■ REQUIRED WORK
Type the records out again in full, exactly.
··· SUPPLIED DATA ···
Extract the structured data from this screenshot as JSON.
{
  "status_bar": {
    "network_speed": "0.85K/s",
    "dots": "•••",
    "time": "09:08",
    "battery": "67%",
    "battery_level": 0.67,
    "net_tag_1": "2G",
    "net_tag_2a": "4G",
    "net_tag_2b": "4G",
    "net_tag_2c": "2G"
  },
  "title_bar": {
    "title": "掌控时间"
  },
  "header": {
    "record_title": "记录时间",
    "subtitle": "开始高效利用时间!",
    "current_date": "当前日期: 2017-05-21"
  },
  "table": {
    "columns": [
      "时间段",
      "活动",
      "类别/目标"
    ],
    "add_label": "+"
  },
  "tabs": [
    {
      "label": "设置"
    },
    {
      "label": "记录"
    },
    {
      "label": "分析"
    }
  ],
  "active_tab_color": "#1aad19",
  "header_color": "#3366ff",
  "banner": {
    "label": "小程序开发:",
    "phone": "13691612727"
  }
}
···
■ OUTPUT OF THE TASK
Extract the structured data from this screenshot as JSON.
{
  "status_bar": {
    "network_speed": "0.85K/s",
    "dots": "•••",
    "time": "09:08",
    "battery": "67%",
    "battery_level": 0.67,
    "net_tag_1": "2G",
    "net_tag_2a": "4G",
    "net_tag_2b": "4G",
    "net_tag_2c": "2G"
  },
  "title_bar": {
    "title": "掌控时间"
  },
  "header": {
    "record_title": "记录时间",
    "subtitle": "开始高效利用时间!",
    "current_date": "当前日期: 2017-05-21"
  },
  "table": {
    "columns": [
      "时间段",
      "活动",
      "类别/目标"
    ],
    "add_label": "+"
  },
  "tabs": [
    {
      "label": "设置"
    },
    {
      "label": "记录"
    },
    {
      "label": "分析"
    }
  ],
  "active_tab_color": "#1aad19",
  "header_color": "#3366ff",
  "banner": {
    "label": "小程序开发:",
    "phone": "13691612727"
  }
}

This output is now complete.